### CHALLENGE:
Reproduce the records below in full and exactly, without their images.

## BEGIN

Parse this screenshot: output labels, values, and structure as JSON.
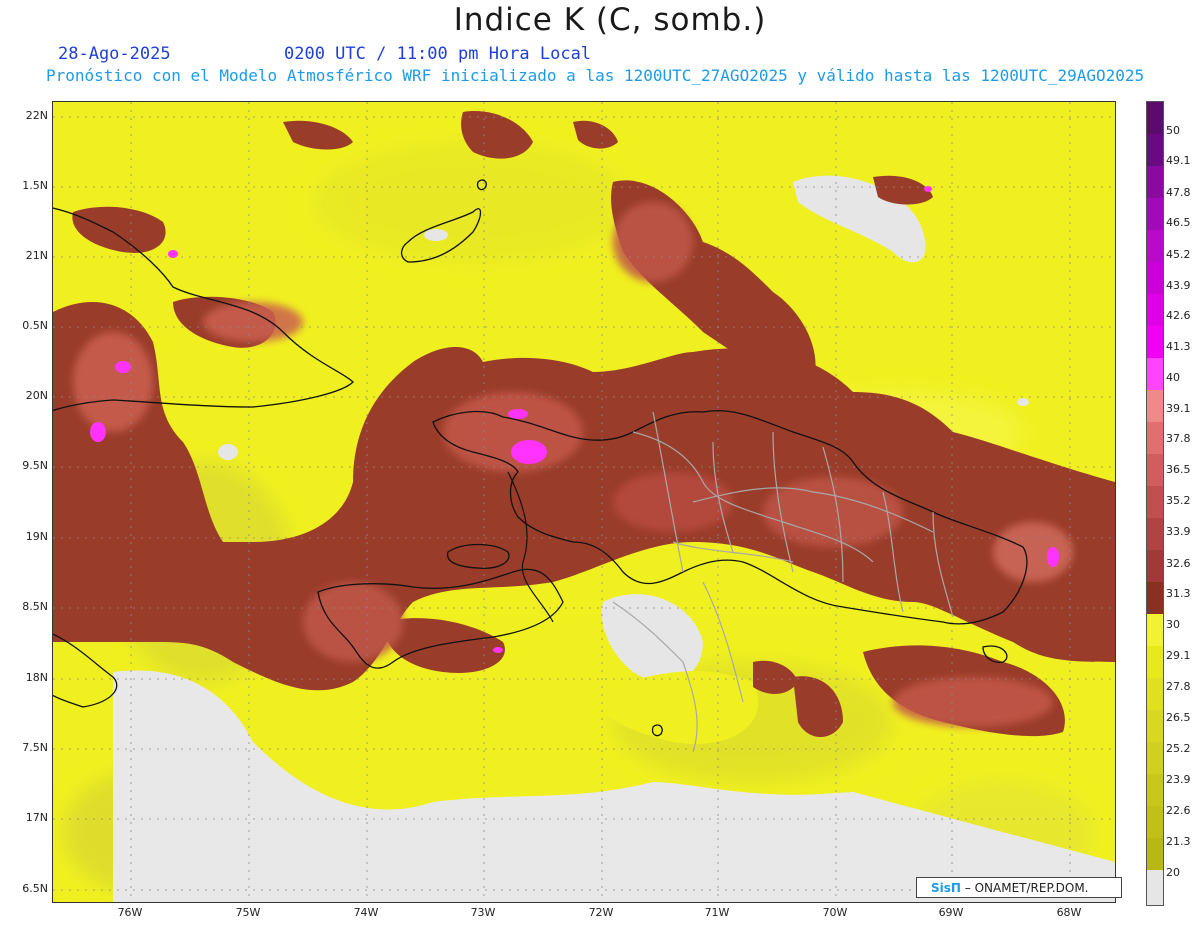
{
  "header": {
    "title": "Indice K (C, somb.)",
    "date": "28-Ago-2025",
    "time": "0200 UTC / 11:00 pm Hora Local",
    "subtitle": "Pronóstico con el Modelo Atmosférico WRF inicializado a las 1200UTC_27AGO2025 y válido hasta las  1200UTC_29AGO2025"
  },
  "axes": {
    "lat_labels": [
      "22N",
      "1.5N",
      "21N",
      "0.5N",
      "20N",
      "9.5N",
      "19N",
      "8.5N",
      "18N",
      "7.5N",
      "17N",
      "6.5N"
    ],
    "lon_labels": [
      "76W",
      "75W",
      "74W",
      "73W",
      "72W",
      "71W",
      "70W",
      "69W",
      "68W"
    ]
  },
  "colorbar": {
    "labels": [
      "50",
      "49.1",
      "47.8",
      "46.5",
      "45.2",
      "43.9",
      "42.6",
      "41.3",
      "40",
      "39.1",
      "37.8",
      "36.5",
      "35.2",
      "33.9",
      "32.6",
      "31.3",
      "30",
      "29.1",
      "27.8",
      "26.5",
      "25.2",
      "23.9",
      "22.6",
      "21.3",
      "20"
    ],
    "colors": [
      "#5c0a6e",
      "#6a0a80",
      "#8a0aa0",
      "#a00ab8",
      "#b80ac8",
      "#cc00d8",
      "#e000e8",
      "#f000f4",
      "#ff44ff",
      "#f08a8a",
      "#e07070",
      "#d05e5e",
      "#c05050",
      "#b04444",
      "#a03a38",
      "#8a3020",
      "#f2f232",
      "#e8e81e",
      "#e0e020",
      "#d8d822",
      "#d0d020",
      "#c8c81c",
      "#c0c018",
      "#b8b814",
      "#e6e6e6"
    ]
  },
  "credit": {
    "logo": "SisΠ",
    "text": "– ONAMET/REP.DOM."
  },
  "colors": {
    "land_yellow": "#f0f020",
    "land_bright": "#f5f53c",
    "brown": "#9a3c2a",
    "salmon": "#d86a5a",
    "magenta": "#ff33ff",
    "gray_land": "#e8e8e8",
    "coast": "#111111",
    "provinces": "#a0a0a0"
  }
}
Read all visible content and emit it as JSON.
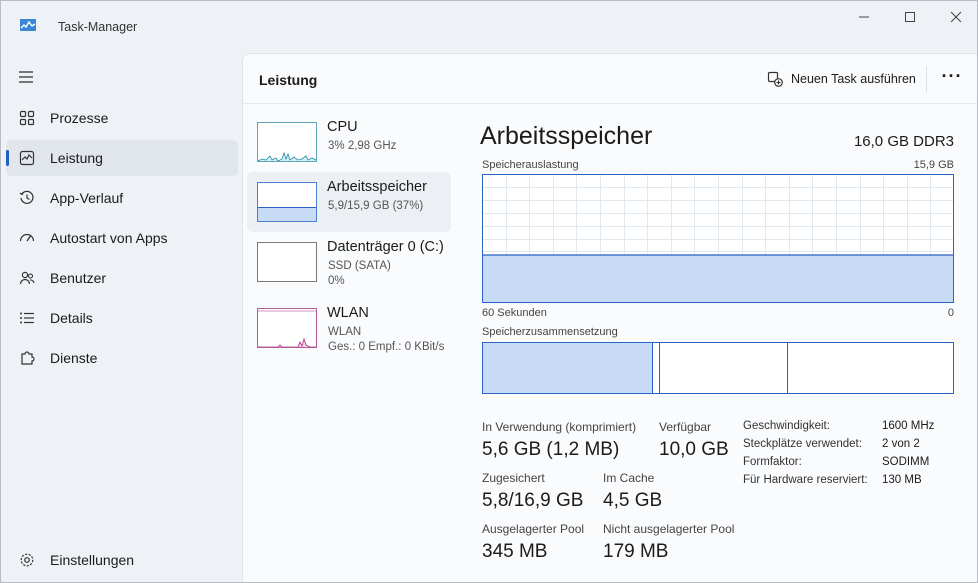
{
  "window": {
    "title": "Task-Manager"
  },
  "sidebar": {
    "items": [
      {
        "label": "Prozesse",
        "icon": "grid-icon"
      },
      {
        "label": "Leistung",
        "icon": "performance-icon"
      },
      {
        "label": "App-Verlauf",
        "icon": "history-icon"
      },
      {
        "label": "Autostart von Apps",
        "icon": "speedometer-icon"
      },
      {
        "label": "Benutzer",
        "icon": "users-icon"
      },
      {
        "label": "Details",
        "icon": "list-icon"
      },
      {
        "label": "Dienste",
        "icon": "puzzle-icon"
      }
    ],
    "settings_label": "Einstellungen",
    "active_index": 1
  },
  "header": {
    "title": "Leistung",
    "new_task_label": "Neuen Task ausführen"
  },
  "resources": [
    {
      "name": "CPU",
      "sub1": "3%  2,98 GHz",
      "sub2": ""
    },
    {
      "name": "Arbeitsspeicher",
      "sub1": "5,9/15,9 GB (37%)",
      "sub2": ""
    },
    {
      "name": "Datenträger 0 (C:)",
      "sub1": "SSD (SATA)",
      "sub2": "0%"
    },
    {
      "name": "WLAN",
      "sub1": "WLAN",
      "sub2": "Ges.: 0 Empf.: 0 KBit/s"
    }
  ],
  "detail": {
    "title": "Arbeitsspeicher",
    "spec": "16,0 GB DDR3",
    "usage_label": "Speicherauslastung",
    "usage_max": "15,9 GB",
    "time_label": "60 Sekunden",
    "time_end": "0",
    "composition_label": "Speicherzusammensetzung",
    "usage_fraction": 0.37,
    "stats": [
      {
        "label": "In Verwendung (komprimiert)",
        "value": "5,6 GB (1,2 MB)"
      },
      {
        "label": "Verfügbar",
        "value": "10,0 GB"
      },
      {
        "label": "Zugesichert",
        "value": "5,8/16,9 GB"
      },
      {
        "label": "Im Cache",
        "value": "4,5 GB"
      },
      {
        "label": "Ausgelagerter Pool",
        "value": "345 MB"
      },
      {
        "label": "Nicht ausgelagerter Pool",
        "value": "179 MB"
      }
    ],
    "props": [
      {
        "label": "Geschwindigkeit:",
        "value": "1600 MHz"
      },
      {
        "label": "Steckplätze verwendet:",
        "value": "2 von 2"
      },
      {
        "label": "Formfaktor:",
        "value": "SODIMM"
      },
      {
        "label": "Für Hardware reserviert:",
        "value": "130 MB"
      }
    ]
  },
  "colors": {
    "accent": "#1f5fbf",
    "memory_fill": "#c7dbf6",
    "memory_line": "#2a62c6",
    "cpu_line": "#1b8fa8",
    "wlan_line": "#a3307a"
  }
}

## END

### TASK ANSWER:
Parse this screenshot: output labels, values, and structure as JSON.
{
  "header": {
    "title": "Indice K (C, somb.)",
    "date": "28-Ago-2025",
    "time": "0200 UTC / 11:00 pm Hora Local",
    "subtitle": "Pronóstico con el Modelo Atmosférico WRF inicializado a las 1200UTC_27AGO2025 y válido hasta las  1200UTC_29AGO2025"
  },
  "axes": {
    "lat_labels": [
      "22N",
      "1.5N",
      "21N",
      "0.5N",
      "20N",
      "9.5N",
      "19N",
      "8.5N",
      "18N",
      "7.5N",
      "17N",
      "6.5N"
    ],
    "lon_labels": [
      "76W",
      "75W",
      "74W",
      "73W",
      "72W",
      "71W",
      "70W",
      "69W",
      "68W"
    ]
  },
  "colorbar": {
    "labels": [
      "50",
      "49.1",
      "47.8",
      "46.5",
      "45.2",
      "43.9",
      "42.6",
      "41.3",
      "40",
      "39.1",
      "37.8",
      "36.5",
      "35.2",
      "33.9",
      "32.6",
      "31.3",
      "30",
      "29.1",
      "27.8",
      "26.5",
      "25.2",
      "23.9",
      "22.6",
      "21.3",
      "20"
    ],
    "colors": [
      "#5c0a6e",
      "#6a0a80",
      "#8a0aa0",
      "#a00ab8",
      "#b80ac8",
      "#cc00d8",
      "#e000e8",
      "#f000f4",
      "#ff44ff",
      "#f08a8a",
      "#e07070",
      "#d05e5e",
      "#c05050",
      "#b04444",
      "#a03a38",
      "#8a3020",
      "#f2f232",
      "#e8e81e",
      "#e0e020",
      "#d8d822",
      "#d0d020",
      "#c8c81c",
      "#c0c018",
      "#b8b814",
      "#e6e6e6"
    ]
  },
  "credit": {
    "logo": "SisΠ",
    "text": "– ONAMET/REP.DOM."
  },
  "colors": {
    "land_yellow": "#f0f020",
    "land_bright": "#f5f53c",
    "brown": "#9a3c2a",
    "salmon": "#d86a5a",
    "magenta": "#ff33ff",
    "gray_land": "#e8e8e8",
    "coast": "#111111",
    "provinces": "#a0a0a0"
  }
}
Read all visible content and emit it as JSON.
{
  "window": {
    "title": "Task-Manager"
  },
  "sidebar": {
    "items": [
      {
        "label": "Prozesse",
        "icon": "grid-icon"
      },
      {
        "label": "Leistung",
        "icon": "performance-icon"
      },
      {
        "label": "App-Verlauf",
        "icon": "history-icon"
      },
      {
        "label": "Autostart von Apps",
        "icon": "speedometer-icon"
      },
      {
        "label": "Benutzer",
        "icon": "users-icon"
      },
      {
        "label": "Details",
        "icon": "list-icon"
      },
      {
        "label": "Dienste",
        "icon": "puzzle-icon"
      }
    ],
    "settings_label": "Einstellungen",
    "active_index": 1
  },
  "header": {
    "title": "Leistung",
    "new_task_label": "Neuen Task ausführen"
  },
  "resources": [
    {
      "name": "CPU",
      "sub1": "3%  2,98 GHz",
      "sub2": ""
    },
    {
      "name": "Arbeitsspeicher",
      "sub1": "5,9/15,9 GB (37%)",
      "sub2": ""
    },
    {
      "name": "Datenträger 0 (C:)",
      "sub1": "SSD (SATA)",
      "sub2": "0%"
    },
    {
      "name": "WLAN",
      "sub1": "WLAN",
      "sub2": "Ges.: 0 Empf.: 0 KBit/s"
    }
  ],
  "detail": {
    "title": "Arbeitsspeicher",
    "spec": "16,0 GB DDR3",
    "usage_label": "Speicherauslastung",
    "usage_max": "15,9 GB",
    "time_label": "60 Sekunden",
    "time_end": "0",
    "composition_label": "Speicherzusammensetzung",
    "usage_fraction": 0.37,
    "stats": [
      {
        "label": "In Verwendung (komprimiert)",
        "value": "5,6 GB (1,2 MB)"
      },
      {
        "label": "Verfügbar",
        "value": "10,0 GB"
      },
      {
        "label": "Zugesichert",
        "value": "5,8/16,9 GB"
      },
      {
        "label": "Im Cache",
        "value": "4,5 GB"
      },
      {
        "label": "Ausgelagerter Pool",
        "value": "345 MB"
      },
      {
        "label": "Nicht ausgelagerter Pool",
        "value": "179 MB"
      }
    ],
    "props": [
      {
        "label": "Geschwindigkeit:",
        "value": "1600 MHz"
      },
      {
        "label": "Steckplätze verwendet:",
        "value": "2 von 2"
      },
      {
        "label": "Formfaktor:",
        "value": "SODIMM"
      },
      {
        "label": "Für Hardware reserviert:",
        "value": "130 MB"
      }
    ]
  },
  "colors": {
    "accent": "#1f5fbf",
    "memory_fill": "#c7dbf6",
    "memory_line": "#2a62c6",
    "cpu_line": "#1b8fa8",
    "wlan_line": "#a3307a"
  }
}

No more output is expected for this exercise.